▶ _Exercise goal_
Each entry should be quoted word for word, including every mark of punctuation.

▶ _Saved entries_
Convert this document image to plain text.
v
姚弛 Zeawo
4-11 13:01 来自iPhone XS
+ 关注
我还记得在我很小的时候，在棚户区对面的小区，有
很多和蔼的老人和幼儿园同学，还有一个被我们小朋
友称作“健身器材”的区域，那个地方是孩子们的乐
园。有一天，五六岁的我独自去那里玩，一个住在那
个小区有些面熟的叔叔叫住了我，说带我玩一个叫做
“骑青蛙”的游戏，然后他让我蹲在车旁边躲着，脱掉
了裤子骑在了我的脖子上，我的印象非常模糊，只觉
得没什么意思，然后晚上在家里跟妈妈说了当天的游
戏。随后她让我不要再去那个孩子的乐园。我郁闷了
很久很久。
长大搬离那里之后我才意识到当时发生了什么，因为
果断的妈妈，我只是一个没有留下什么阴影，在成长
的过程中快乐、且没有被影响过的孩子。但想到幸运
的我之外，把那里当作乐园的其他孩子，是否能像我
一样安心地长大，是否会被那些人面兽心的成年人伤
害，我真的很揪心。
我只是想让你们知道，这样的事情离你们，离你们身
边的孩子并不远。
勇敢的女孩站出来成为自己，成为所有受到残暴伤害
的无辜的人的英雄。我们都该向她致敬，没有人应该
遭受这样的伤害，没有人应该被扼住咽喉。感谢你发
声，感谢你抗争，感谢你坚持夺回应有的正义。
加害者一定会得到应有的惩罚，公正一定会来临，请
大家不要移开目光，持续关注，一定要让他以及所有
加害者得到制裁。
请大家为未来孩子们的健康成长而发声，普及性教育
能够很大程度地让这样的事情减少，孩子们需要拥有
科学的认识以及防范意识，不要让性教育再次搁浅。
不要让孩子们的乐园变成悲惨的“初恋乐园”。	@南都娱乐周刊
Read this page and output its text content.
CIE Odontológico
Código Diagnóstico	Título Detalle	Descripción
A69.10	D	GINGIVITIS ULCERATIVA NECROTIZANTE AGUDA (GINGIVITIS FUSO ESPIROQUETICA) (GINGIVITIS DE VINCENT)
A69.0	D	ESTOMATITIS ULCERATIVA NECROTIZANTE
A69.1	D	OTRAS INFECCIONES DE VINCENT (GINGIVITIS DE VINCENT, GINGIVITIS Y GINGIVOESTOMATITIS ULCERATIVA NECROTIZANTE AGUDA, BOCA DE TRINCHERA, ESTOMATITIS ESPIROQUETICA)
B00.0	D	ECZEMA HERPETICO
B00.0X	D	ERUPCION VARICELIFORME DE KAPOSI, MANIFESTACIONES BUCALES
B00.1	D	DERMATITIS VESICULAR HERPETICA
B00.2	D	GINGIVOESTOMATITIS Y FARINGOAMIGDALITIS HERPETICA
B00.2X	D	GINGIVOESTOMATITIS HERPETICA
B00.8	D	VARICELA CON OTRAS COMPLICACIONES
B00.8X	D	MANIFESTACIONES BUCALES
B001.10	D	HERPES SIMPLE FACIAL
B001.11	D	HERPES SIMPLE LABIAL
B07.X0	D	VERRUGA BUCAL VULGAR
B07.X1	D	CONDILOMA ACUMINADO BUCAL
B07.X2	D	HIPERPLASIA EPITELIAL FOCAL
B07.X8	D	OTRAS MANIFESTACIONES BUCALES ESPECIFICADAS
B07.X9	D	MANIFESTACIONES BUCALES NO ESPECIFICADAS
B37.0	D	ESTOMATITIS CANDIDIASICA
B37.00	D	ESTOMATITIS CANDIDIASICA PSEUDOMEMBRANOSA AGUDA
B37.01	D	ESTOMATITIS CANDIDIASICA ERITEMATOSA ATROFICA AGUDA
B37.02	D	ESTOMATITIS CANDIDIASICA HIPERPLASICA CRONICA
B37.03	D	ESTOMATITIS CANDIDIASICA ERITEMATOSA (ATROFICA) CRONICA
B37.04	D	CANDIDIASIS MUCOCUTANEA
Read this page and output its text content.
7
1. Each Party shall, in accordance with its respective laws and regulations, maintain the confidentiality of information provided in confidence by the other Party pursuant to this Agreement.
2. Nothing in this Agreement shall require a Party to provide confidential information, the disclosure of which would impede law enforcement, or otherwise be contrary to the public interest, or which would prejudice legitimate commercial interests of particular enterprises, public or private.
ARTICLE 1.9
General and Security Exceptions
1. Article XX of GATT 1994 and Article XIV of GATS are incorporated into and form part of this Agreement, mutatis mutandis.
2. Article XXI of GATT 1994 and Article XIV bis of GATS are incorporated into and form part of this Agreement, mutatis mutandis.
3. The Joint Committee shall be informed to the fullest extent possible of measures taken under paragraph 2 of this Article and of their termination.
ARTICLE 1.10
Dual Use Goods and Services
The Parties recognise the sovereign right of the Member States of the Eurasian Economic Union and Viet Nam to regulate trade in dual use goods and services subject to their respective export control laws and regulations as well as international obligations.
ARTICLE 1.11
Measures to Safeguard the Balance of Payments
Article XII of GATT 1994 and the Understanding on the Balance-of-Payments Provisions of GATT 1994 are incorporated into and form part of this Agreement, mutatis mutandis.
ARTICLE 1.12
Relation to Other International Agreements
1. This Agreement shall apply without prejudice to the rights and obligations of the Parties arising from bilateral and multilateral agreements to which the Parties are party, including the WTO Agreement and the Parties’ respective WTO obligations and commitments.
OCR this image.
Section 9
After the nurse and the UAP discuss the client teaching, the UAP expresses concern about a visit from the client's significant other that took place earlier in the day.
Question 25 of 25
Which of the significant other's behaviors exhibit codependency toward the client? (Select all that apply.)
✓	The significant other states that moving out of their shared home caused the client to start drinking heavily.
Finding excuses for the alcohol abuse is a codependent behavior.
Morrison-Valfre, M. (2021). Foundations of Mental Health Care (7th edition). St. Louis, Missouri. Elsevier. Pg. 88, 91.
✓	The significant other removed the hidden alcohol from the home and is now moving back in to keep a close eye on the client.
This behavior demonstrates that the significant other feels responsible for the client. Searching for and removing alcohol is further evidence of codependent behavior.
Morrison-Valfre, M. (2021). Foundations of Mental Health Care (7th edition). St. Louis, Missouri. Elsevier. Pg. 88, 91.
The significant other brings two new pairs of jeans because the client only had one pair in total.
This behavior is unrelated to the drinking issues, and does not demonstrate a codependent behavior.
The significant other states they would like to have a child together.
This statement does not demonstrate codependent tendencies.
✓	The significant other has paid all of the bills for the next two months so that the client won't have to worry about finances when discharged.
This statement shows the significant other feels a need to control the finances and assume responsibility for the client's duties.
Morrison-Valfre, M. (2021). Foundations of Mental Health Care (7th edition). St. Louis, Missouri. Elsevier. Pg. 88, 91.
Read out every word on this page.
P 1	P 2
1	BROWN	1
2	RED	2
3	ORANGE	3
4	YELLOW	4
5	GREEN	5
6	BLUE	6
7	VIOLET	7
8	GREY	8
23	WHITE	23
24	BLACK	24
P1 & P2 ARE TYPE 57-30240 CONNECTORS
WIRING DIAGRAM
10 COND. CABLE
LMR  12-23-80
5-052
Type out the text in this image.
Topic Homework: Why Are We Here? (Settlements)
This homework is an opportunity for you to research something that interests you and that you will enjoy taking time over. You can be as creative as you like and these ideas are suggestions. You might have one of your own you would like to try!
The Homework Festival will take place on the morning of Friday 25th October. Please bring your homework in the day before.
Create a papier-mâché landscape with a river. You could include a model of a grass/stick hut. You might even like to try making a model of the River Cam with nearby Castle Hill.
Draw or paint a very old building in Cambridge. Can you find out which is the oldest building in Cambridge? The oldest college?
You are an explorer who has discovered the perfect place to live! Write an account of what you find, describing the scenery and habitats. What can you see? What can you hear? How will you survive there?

▶ _Complete answer_
Convert this document image to plain text.
v
姚弛 Zeawo
4-11 13:01 来自iPhone XS
+ 关注
我还记得在我很小的时候，在棚户区对面的小区，有
很多和蔼的老人和幼儿园同学，还有一个被我们小朋
友称作“健身器材”的区域，那个地方是孩子们的乐
园。有一天，五六岁的我独自去那里玩，一个住在那
个小区有些面熟的叔叔叫住了我，说带我玩一个叫做
“骑青蛙”的游戏，然后他让我蹲在车旁边躲着，脱掉
了裤子骑在了我的脖子上，我的印象非常模糊，只觉
得没什么意思，然后晚上在家里跟妈妈说了当天的游
戏。随后她让我不要再去那个孩子的乐园。我郁闷了
很久很久。
长大搬离那里之后我才意识到当时发生了什么，因为
果断的妈妈，我只是一个没有留下什么阴影，在成长
的过程中快乐、且没有被影响过的孩子。但想到幸运
的我之外，把那里当作乐园的其他孩子，是否能像我
一样安心地长大，是否会被那些人面兽心的成年人伤
害，我真的很揪心。
我只是想让你们知道，这样的事情离你们，离你们身
边的孩子并不远。
勇敢的女孩站出来成为自己，成为所有受到残暴伤害
的无辜的人的英雄。我们都该向她致敬，没有人应该
遭受这样的伤害，没有人应该被扼住咽喉。感谢你发
声，感谢你抗争，感谢你坚持夺回应有的正义。
加害者一定会得到应有的惩罚，公正一定会来临，请
大家不要移开目光，持续关注，一定要让他以及所有
加害者得到制裁。
请大家为未来孩子们的健康成长而发声，普及性教育
能够很大程度地让这样的事情减少，孩子们需要拥有
科学的认识以及防范意识，不要让性教育再次搁浅。
不要让孩子们的乐园变成悲惨的“初恋乐园”。	@南都娱乐周刊
Read this page and output its text content.
CIE Odontológico
Código Diagnóstico	Título Detalle	Descripción
A69.10	D	GINGIVITIS ULCERATIVA NECROTIZANTE AGUDA (GINGIVITIS FUSO ESPIROQUETICA) (GINGIVITIS DE VINCENT)
A69.0	D	ESTOMATITIS ULCERATIVA NECROTIZANTE
A69.1	D	OTRAS INFECCIONES DE VINCENT (GINGIVITIS DE VINCENT, GINGIVITIS Y GINGIVOESTOMATITIS ULCERATIVA NECROTIZANTE AGUDA, BOCA DE TRINCHERA, ESTOMATITIS ESPIROQUETICA)
B00.0	D	ECZEMA HERPETICO
B00.0X	D	ERUPCION VARICELIFORME DE KAPOSI, MANIFESTACIONES BUCALES
B00.1	D	DERMATITIS VESICULAR HERPETICA
B00.2	D	GINGIVOESTOMATITIS Y FARINGOAMIGDALITIS HERPETICA
B00.2X	D	GINGIVOESTOMATITIS HERPETICA
B00.8	D	VARICELA CON OTRAS COMPLICACIONES
B00.8X	D	MANIFESTACIONES BUCALES
B001.10	D	HERPES SIMPLE FACIAL
B001.11	D	HERPES SIMPLE LABIAL
B07.X0	D	VERRUGA BUCAL VULGAR
B07.X1	D	CONDILOMA ACUMINADO BUCAL
B07.X2	D	HIPERPLASIA EPITELIAL FOCAL
B07.X8	D	OTRAS MANIFESTACIONES BUCALES ESPECIFICADAS
B07.X9	D	MANIFESTACIONES BUCALES NO ESPECIFICADAS
B37.0	D	ESTOMATITIS CANDIDIASICA
B37.00	D	ESTOMATITIS CANDIDIASICA PSEUDOMEMBRANOSA AGUDA
B37.01	D	ESTOMATITIS CANDIDIASICA ERITEMATOSA ATROFICA AGUDA
B37.02	D	ESTOMATITIS CANDIDIASICA HIPERPLASICA CRONICA
B37.03	D	ESTOMATITIS CANDIDIASICA ERITEMATOSA (ATROFICA) CRONICA
B37.04	D	CANDIDIASIS MUCOCUTANEA
Read this page and output its text content.
7
1. Each Party shall, in accordance with its respective laws and regulations, maintain the confidentiality of information provided in confidence by the other Party pursuant to this Agreement.
2. Nothing in this Agreement shall require a Party to provide confidential information, the disclosure of which would impede law enforcement, or otherwise be contrary to the public interest, or which would prejudice legitimate commercial interests of particular enterprises, public or private.
ARTICLE 1.9
General and Security Exceptions
1. Article XX of GATT 1994 and Article XIV of GATS are incorporated into and form part of this Agreement, mutatis mutandis.
2. Article XXI of GATT 1994 and Article XIV bis of GATS are incorporated into and form part of this Agreement, mutatis mutandis.
3. The Joint Committee shall be informed to the fullest extent possible of measures taken under paragraph 2 of this Article and of their termination.
ARTICLE 1.10
Dual Use Goods and Services
The Parties recognise the sovereign right of the Member States of the Eurasian Economic Union and Viet Nam to regulate trade in dual use goods and services subject to their respective export control laws and regulations as well as international obligations.
ARTICLE 1.11
Measures to Safeguard the Balance of Payments
Article XII of GATT 1994 and the Understanding on the Balance-of-Payments Provisions of GATT 1994 are incorporated into and form part of this Agreement, mutatis mutandis.
ARTICLE 1.12
Relation to Other International Agreements
1. This Agreement shall apply without prejudice to the rights and obligations of the Parties arising from bilateral and multilateral agreements to which the Parties are party, including the WTO Agreement and the Parties’ respective WTO obligations and commitments.
OCR this image.
Section 9
After the nurse and the UAP discuss the client teaching, the UAP expresses concern about a visit from the client's significant other that took place earlier in the day.
Question 25 of 25
Which of the significant other's behaviors exhibit codependency toward the client? (Select all that apply.)
✓	The significant other states that moving out of their shared home caused the client to start drinking heavily.
Finding excuses for the alcohol abuse is a codependent behavior.
Morrison-Valfre, M. (2021). Foundations of Mental Health Care (7th edition). St. Louis, Missouri. Elsevier. Pg. 88, 91.
✓	The significant other removed the hidden alcohol from the home and is now moving back in to keep a close eye on the client.
This behavior demonstrates that the significant other feels responsible for the client. Searching for and removing alcohol is further evidence of codependent behavior.
Morrison-Valfre, M. (2021). Foundations of Mental Health Care (7th edition). St. Louis, Missouri. Elsevier. Pg. 88, 91.
The significant other brings two new pairs of jeans because the client only had one pair in total.
This behavior is unrelated to the drinking issues, and does not demonstrate a codependent behavior.
The significant other states they would like to have a child together.
This statement does not demonstrate codependent tendencies.
✓	The significant other has paid all of the bills for the next two months so that the client won't have to worry about finances when discharged.
This statement shows the significant other feels a need to control the finances and assume responsibility for the client's duties.
Morrison-Valfre, M. (2021). Foundations of Mental Health Care (7th edition). St. Louis, Missouri. Elsevier. Pg. 88, 91.
Read out every word on this page.
P 1	P 2
1	BROWN	1
2	RED	2
3	ORANGE	3
4	YELLOW	4
5	GREEN	5
6	BLUE	6
7	VIOLET	7
8	GREY	8
23	WHITE	23
24	BLACK	24
P1 & P2 ARE TYPE 57-30240 CONNECTORS
WIRING DIAGRAM
10 COND. CABLE
LMR  12-23-80
5-052
Type out the text in this image.
Topic Homework: Why Are We Here? (Settlements)
This homework is an opportunity for you to research something that interests you and that you will enjoy taking time over. You can be as creative as you like and these ideas are suggestions. You might have one of your own you would like to try!
The Homework Festival will take place on the morning of Friday 25th October. Please bring your homework in the day before.
Create a papier-mâché landscape with a river. You could include a model of a grass/stick hut. You might even like to try making a model of the River Cam with nearby Castle Hill.
Draw or paint a very old building in Cambridge. Can you find out which is the oldest building in Cambridge? The oldest college?
You are an explorer who has discovered the perfect place to live! Write an account of what you find, describing the scenery and habitats. What can you see? What can you hear? How will you survive there?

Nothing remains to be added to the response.